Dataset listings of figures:
(begin)

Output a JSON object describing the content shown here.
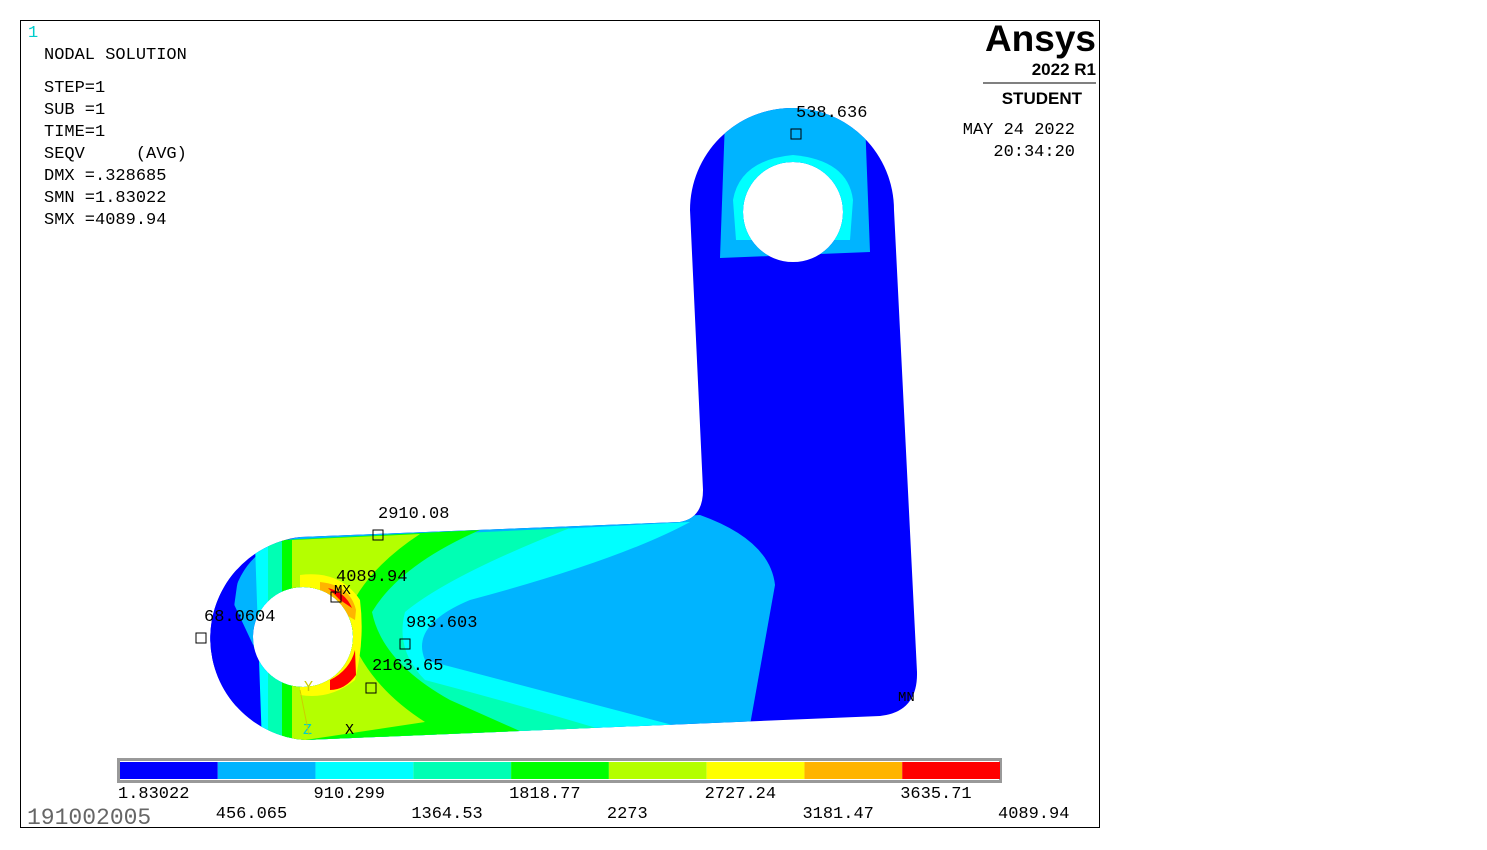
{
  "window_number": "1",
  "header": {
    "title": "NODAL SOLUTION",
    "lines": [
      "STEP=1",
      "SUB =1",
      "TIME=1",
      "SEQV     (AVG)",
      "DMX =.328685",
      "SMN =1.83022",
      "SMX =4089.94"
    ]
  },
  "brand": {
    "logo": "Ansys",
    "version": "2022 R1",
    "edition": "STUDENT"
  },
  "date": "MAY 24 2022",
  "time": "20:34:20",
  "annotations": [
    "538.636",
    "2910.08",
    "4089.94",
    "MX",
    "68.0604",
    "983.603",
    "2163.65",
    "MN"
  ],
  "triad": [
    "Y",
    "Z",
    "X"
  ],
  "legend": {
    "colors": [
      "#0000ff",
      "#00b4ff",
      "#00ffff",
      "#00ffb4",
      "#00ff00",
      "#b4ff00",
      "#ffff00",
      "#ffb400",
      "#ff0000"
    ],
    "labels": [
      "1.83022",
      "456.065",
      "910.299",
      "1364.53",
      "1818.77",
      "2273",
      "2727.24",
      "3181.47",
      "3635.71",
      "4089.94"
    ]
  },
  "footer_id": "191002005"
}
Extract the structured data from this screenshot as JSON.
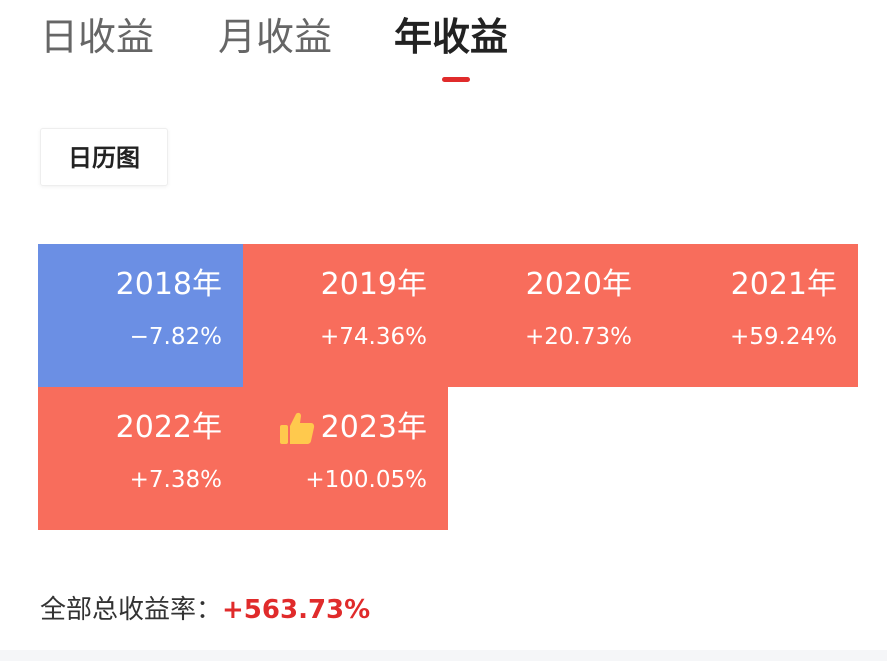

(end)

Exercise: Report the number of lines that contain "JSON", with no other words.

Answer for this exercise: 2